_Task goal_
Note each line where "ylabel" appears, and copy it.

_Records for this exercise_
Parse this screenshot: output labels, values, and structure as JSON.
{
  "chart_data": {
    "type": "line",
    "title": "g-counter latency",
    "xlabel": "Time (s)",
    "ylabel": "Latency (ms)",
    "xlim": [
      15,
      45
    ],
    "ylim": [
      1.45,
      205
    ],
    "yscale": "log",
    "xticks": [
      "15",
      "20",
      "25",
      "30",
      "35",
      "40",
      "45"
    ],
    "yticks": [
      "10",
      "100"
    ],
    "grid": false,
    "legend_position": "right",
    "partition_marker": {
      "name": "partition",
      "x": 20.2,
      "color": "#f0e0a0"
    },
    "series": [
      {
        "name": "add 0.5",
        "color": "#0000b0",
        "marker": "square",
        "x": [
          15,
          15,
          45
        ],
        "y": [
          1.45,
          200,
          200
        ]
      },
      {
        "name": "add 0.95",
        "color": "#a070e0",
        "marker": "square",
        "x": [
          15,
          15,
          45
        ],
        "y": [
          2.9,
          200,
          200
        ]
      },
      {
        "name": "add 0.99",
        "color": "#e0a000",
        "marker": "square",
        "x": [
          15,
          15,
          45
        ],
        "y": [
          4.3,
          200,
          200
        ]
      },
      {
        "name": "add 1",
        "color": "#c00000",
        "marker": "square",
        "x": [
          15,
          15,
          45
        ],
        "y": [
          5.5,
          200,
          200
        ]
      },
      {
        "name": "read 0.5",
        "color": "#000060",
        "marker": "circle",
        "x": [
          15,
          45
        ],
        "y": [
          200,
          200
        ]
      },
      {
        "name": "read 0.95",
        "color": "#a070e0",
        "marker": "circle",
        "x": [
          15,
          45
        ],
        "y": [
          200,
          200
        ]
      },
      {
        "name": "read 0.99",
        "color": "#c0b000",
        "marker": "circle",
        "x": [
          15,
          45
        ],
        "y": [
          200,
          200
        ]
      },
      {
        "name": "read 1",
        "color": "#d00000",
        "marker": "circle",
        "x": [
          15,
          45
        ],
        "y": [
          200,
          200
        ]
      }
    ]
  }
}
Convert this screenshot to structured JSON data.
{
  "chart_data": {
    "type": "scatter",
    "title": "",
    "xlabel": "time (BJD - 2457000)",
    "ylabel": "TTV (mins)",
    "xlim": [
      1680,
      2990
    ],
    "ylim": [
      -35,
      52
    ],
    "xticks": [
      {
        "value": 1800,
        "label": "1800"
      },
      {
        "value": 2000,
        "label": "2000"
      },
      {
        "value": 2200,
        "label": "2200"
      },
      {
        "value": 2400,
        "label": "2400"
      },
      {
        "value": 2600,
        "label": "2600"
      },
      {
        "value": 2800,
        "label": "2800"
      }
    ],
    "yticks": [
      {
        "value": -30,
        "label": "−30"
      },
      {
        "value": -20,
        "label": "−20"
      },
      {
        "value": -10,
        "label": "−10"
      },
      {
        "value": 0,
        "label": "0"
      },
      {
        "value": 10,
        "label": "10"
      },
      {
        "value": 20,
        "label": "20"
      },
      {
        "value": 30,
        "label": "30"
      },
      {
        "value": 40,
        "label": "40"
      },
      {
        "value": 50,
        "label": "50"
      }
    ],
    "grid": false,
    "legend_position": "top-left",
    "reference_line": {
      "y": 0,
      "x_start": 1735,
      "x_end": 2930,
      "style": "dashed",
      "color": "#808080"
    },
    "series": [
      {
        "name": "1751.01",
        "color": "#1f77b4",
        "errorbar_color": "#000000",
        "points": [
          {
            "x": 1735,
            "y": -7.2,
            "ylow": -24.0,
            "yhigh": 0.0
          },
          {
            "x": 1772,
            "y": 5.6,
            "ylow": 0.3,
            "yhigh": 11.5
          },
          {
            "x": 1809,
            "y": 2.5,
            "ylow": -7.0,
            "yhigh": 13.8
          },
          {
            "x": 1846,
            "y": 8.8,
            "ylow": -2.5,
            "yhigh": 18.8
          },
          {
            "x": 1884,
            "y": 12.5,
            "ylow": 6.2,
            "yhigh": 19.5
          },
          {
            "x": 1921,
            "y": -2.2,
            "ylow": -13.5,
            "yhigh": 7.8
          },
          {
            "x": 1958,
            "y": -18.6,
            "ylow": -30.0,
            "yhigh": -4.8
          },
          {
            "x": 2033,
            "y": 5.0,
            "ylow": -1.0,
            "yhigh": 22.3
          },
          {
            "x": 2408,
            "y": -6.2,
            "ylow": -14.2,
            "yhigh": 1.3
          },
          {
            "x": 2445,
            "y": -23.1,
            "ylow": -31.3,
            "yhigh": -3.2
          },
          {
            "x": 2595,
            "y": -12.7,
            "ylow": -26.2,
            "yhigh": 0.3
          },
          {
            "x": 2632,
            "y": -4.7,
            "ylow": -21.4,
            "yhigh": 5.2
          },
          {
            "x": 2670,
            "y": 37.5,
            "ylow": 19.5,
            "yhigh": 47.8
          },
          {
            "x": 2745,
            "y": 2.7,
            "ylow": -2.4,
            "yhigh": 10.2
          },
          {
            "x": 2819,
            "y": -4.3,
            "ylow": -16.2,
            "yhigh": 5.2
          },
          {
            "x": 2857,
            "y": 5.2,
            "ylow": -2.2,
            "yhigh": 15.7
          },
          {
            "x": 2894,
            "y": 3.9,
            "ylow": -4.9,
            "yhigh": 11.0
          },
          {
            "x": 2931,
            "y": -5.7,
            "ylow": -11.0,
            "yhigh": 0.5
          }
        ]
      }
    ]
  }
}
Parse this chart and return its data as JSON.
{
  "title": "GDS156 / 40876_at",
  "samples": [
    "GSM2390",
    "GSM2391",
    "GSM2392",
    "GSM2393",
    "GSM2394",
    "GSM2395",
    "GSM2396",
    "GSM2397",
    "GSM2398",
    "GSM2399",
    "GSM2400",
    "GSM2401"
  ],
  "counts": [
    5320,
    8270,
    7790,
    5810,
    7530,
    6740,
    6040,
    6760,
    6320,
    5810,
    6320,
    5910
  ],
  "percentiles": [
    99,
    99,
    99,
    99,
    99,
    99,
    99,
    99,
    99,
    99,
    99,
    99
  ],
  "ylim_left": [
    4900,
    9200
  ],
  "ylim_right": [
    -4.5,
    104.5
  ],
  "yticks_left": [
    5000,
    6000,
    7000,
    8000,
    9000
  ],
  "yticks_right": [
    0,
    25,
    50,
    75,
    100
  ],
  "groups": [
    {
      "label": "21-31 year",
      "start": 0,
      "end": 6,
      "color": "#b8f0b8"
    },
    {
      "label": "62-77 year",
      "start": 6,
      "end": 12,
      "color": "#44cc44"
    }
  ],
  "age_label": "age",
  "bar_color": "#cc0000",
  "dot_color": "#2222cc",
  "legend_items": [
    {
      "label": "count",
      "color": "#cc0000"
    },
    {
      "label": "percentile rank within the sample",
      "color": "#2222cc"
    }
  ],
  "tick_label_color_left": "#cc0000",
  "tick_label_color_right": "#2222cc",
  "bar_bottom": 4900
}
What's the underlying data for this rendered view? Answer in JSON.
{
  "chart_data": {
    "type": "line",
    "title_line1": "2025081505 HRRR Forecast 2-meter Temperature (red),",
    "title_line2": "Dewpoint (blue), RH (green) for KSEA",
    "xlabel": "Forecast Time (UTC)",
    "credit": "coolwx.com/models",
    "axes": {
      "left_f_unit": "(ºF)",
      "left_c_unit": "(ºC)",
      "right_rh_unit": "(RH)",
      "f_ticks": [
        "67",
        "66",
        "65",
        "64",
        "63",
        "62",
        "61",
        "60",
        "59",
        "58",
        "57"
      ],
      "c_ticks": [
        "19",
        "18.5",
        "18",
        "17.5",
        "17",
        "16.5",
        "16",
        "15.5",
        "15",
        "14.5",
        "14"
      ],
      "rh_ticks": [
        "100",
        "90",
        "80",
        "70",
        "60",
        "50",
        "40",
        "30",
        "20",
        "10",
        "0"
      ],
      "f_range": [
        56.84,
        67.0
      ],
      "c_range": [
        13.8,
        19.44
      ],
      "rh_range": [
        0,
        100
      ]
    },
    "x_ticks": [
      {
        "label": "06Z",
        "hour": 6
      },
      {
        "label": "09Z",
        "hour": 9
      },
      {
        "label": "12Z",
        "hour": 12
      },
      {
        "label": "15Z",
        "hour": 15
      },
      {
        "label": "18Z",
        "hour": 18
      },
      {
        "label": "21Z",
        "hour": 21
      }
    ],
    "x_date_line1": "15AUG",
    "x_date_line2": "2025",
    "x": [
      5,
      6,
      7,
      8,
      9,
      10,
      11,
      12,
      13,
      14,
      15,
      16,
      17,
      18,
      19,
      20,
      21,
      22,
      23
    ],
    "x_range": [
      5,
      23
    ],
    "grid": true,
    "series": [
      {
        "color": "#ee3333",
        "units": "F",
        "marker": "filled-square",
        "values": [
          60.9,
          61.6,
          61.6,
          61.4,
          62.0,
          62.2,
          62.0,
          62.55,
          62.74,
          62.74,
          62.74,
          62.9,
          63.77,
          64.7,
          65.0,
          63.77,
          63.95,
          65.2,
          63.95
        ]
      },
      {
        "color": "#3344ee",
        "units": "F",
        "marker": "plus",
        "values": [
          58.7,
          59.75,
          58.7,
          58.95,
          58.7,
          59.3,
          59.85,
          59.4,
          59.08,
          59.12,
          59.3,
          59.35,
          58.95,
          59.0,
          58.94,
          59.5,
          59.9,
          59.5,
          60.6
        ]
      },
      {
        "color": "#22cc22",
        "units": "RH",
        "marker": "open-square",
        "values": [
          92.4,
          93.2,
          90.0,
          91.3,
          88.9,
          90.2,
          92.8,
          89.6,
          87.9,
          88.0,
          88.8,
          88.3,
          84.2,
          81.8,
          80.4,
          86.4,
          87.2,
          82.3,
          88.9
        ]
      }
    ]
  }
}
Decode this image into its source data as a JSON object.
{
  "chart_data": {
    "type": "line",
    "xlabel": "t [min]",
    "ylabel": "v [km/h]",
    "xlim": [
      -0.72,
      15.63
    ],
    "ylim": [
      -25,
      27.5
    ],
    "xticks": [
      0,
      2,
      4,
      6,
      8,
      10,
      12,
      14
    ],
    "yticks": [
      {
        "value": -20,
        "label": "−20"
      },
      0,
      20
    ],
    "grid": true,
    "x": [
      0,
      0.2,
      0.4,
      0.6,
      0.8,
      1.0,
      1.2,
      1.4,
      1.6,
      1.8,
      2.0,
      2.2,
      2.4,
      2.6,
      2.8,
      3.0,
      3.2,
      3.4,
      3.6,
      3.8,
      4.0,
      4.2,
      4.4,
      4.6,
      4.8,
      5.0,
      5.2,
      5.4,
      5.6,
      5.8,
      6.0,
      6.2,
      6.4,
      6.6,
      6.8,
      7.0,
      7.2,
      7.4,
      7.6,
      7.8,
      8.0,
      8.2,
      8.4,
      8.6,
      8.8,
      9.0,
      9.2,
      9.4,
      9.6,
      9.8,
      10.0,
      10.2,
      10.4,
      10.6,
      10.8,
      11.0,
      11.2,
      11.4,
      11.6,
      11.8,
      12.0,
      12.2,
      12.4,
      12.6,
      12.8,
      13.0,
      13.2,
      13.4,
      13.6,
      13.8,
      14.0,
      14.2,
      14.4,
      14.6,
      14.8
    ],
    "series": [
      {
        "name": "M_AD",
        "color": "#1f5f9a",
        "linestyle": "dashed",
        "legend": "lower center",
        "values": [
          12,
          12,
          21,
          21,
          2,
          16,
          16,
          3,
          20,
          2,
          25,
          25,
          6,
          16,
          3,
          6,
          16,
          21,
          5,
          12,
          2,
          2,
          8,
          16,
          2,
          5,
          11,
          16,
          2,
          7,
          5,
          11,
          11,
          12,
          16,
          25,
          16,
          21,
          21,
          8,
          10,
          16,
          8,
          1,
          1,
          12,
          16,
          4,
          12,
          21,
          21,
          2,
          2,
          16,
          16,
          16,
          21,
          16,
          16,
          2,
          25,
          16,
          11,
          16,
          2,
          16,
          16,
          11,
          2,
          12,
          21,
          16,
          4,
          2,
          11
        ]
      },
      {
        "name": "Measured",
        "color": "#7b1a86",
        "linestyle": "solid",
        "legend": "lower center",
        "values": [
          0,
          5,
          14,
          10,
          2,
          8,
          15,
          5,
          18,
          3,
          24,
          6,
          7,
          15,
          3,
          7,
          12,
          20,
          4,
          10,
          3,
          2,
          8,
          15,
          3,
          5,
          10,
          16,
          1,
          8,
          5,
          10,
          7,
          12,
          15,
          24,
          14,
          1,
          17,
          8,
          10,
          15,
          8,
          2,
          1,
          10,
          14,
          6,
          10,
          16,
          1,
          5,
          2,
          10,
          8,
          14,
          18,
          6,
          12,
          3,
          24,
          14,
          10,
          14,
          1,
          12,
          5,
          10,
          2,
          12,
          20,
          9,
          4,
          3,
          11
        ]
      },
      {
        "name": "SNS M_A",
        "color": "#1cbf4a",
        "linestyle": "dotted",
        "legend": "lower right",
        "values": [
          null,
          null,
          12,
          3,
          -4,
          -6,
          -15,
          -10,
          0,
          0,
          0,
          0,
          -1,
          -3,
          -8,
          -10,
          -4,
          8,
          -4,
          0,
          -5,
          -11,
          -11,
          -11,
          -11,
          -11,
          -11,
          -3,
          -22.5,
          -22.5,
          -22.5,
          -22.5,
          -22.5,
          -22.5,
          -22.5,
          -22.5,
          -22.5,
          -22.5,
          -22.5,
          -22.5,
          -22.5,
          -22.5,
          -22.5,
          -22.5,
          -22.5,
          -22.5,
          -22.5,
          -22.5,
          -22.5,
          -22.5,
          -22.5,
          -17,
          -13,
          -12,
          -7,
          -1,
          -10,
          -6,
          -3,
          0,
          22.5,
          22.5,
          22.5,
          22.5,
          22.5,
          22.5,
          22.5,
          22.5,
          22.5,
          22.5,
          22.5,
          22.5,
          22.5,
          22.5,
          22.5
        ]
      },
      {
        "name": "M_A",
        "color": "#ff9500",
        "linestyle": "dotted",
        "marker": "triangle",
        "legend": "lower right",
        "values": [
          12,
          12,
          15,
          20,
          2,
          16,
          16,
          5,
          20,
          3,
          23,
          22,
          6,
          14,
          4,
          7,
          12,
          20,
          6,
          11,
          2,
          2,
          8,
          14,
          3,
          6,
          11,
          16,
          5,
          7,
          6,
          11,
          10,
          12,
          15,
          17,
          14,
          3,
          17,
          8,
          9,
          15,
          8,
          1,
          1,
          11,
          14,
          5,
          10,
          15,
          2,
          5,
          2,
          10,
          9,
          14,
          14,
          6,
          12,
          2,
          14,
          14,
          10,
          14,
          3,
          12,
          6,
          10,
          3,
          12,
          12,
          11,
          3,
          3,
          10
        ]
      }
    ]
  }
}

_Problem solution_
    "ylabel": "Latency (ms)",
    "ylabel": "TTV (mins)",
    "ylabel": "v [km/h]",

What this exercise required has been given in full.